# start of SOURCE DATA

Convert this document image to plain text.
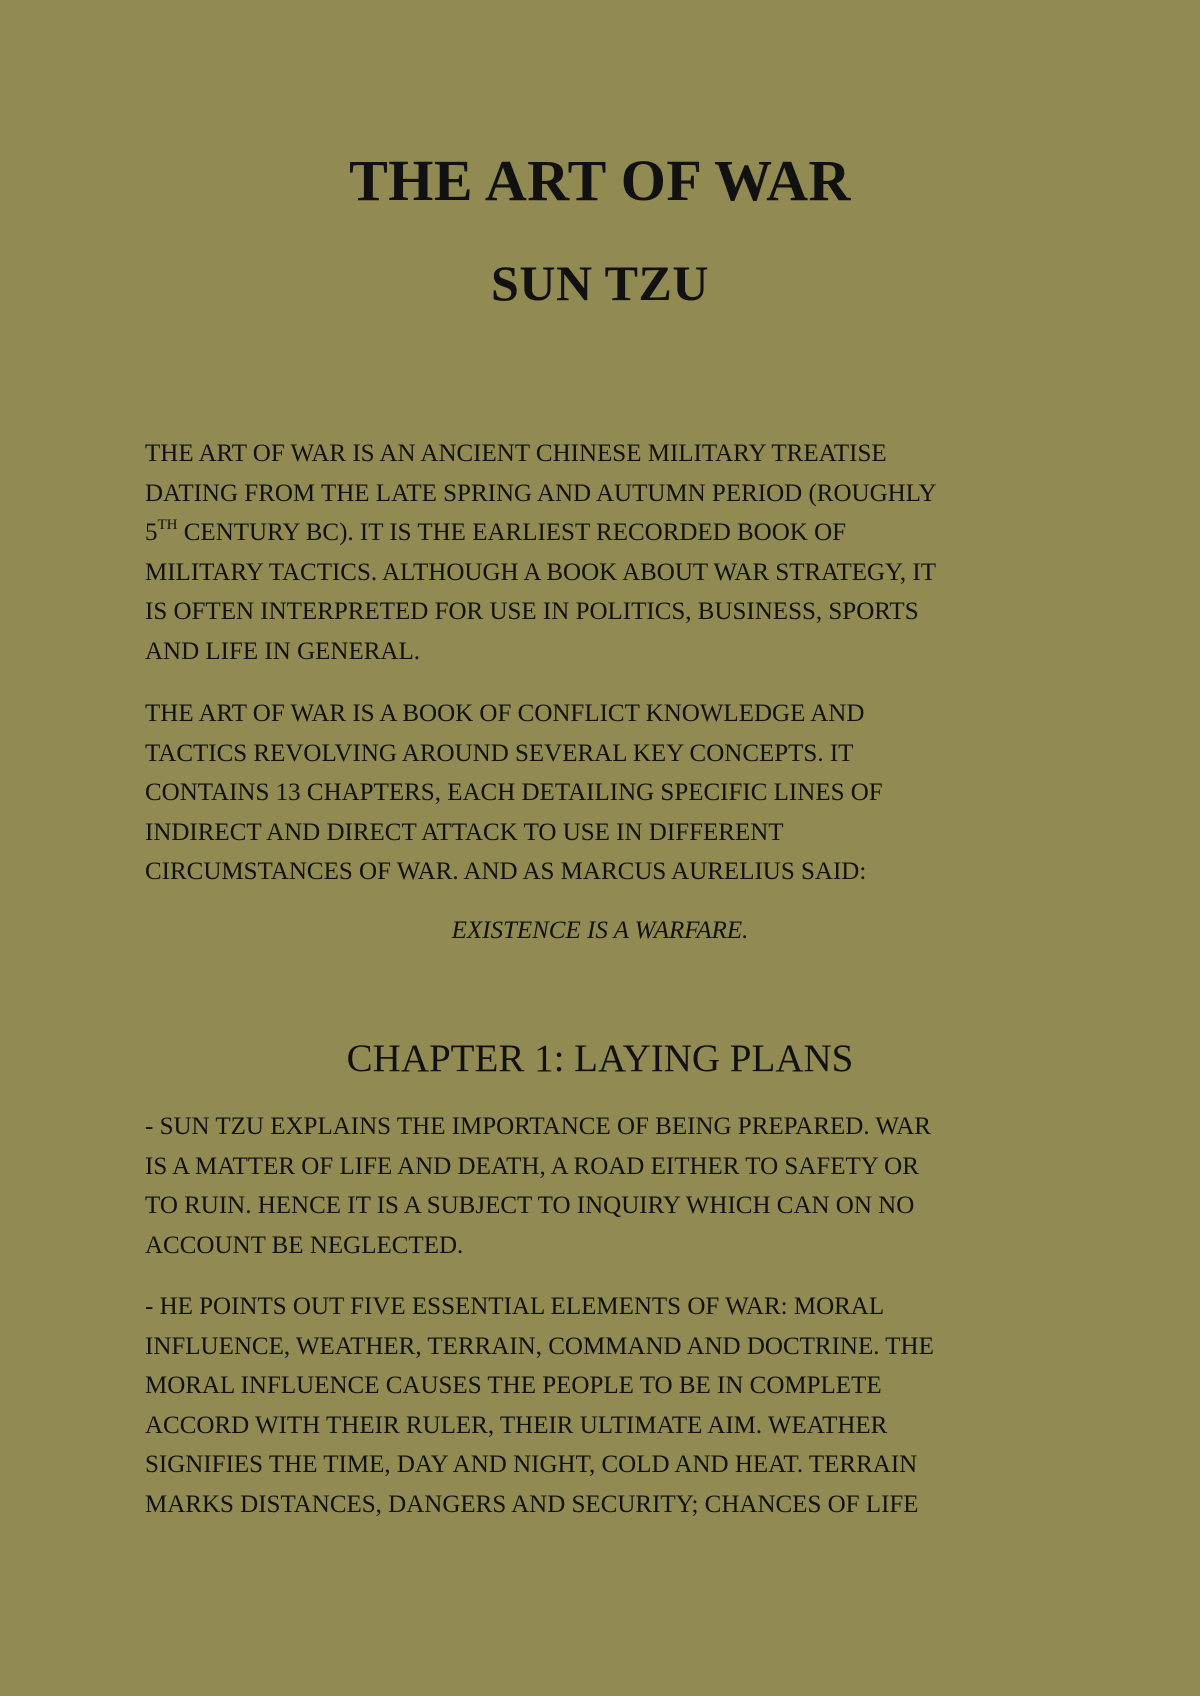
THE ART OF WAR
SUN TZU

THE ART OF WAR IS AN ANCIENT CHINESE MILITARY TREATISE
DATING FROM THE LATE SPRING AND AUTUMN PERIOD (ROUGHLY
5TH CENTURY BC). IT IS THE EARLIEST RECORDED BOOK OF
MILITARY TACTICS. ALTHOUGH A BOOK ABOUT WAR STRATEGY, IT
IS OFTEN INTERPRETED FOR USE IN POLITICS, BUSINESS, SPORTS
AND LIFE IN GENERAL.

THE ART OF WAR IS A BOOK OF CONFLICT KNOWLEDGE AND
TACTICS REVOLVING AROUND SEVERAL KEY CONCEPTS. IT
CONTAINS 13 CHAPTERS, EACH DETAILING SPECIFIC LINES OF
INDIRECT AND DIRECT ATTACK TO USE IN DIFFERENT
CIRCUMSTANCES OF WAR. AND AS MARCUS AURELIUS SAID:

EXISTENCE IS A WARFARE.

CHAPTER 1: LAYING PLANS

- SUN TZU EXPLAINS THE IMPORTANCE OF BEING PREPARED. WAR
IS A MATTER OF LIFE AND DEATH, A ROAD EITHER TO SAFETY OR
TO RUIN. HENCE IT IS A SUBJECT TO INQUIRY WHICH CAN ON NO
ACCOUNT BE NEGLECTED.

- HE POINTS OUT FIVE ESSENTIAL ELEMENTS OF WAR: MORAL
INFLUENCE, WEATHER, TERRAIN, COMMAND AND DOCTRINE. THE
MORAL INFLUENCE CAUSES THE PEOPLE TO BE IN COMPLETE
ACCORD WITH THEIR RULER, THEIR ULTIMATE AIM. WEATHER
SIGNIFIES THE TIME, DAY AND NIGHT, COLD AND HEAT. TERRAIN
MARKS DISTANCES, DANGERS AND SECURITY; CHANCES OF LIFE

# end of SOURCE DATA

Print each of the records above exactly as written, leaving no picture in the copy.

Convert this document image to plain text.
THE ART OF WAR
SUN TZU

THE ART OF WAR IS AN ANCIENT CHINESE MILITARY TREATISE
DATING FROM THE LATE SPRING AND AUTUMN PERIOD (ROUGHLY
5TH CENTURY BC). IT IS THE EARLIEST RECORDED BOOK OF
MILITARY TACTICS. ALTHOUGH A BOOK ABOUT WAR STRATEGY, IT
IS OFTEN INTERPRETED FOR USE IN POLITICS, BUSINESS, SPORTS
AND LIFE IN GENERAL.

THE ART OF WAR IS A BOOK OF CONFLICT KNOWLEDGE AND
TACTICS REVOLVING AROUND SEVERAL KEY CONCEPTS. IT
CONTAINS 13 CHAPTERS, EACH DETAILING SPECIFIC LINES OF
INDIRECT AND DIRECT ATTACK TO USE IN DIFFERENT
CIRCUMSTANCES OF WAR. AND AS MARCUS AURELIUS SAID:

EXISTENCE IS A WARFARE.

CHAPTER 1: LAYING PLANS

- SUN TZU EXPLAINS THE IMPORTANCE OF BEING PREPARED. WAR
IS A MATTER OF LIFE AND DEATH, A ROAD EITHER TO SAFETY OR
TO RUIN. HENCE IT IS A SUBJECT TO INQUIRY WHICH CAN ON NO
ACCOUNT BE NEGLECTED.

- HE POINTS OUT FIVE ESSENTIAL ELEMENTS OF WAR: MORAL
INFLUENCE, WEATHER, TERRAIN, COMMAND AND DOCTRINE. THE
MORAL INFLUENCE CAUSES THE PEOPLE TO BE IN COMPLETE
ACCORD WITH THEIR RULER, THEIR ULTIMATE AIM. WEATHER
SIGNIFIES THE TIME, DAY AND NIGHT, COLD AND HEAT. TERRAIN
MARKS DISTANCES, DANGERS AND SECURITY; CHANCES OF LIFE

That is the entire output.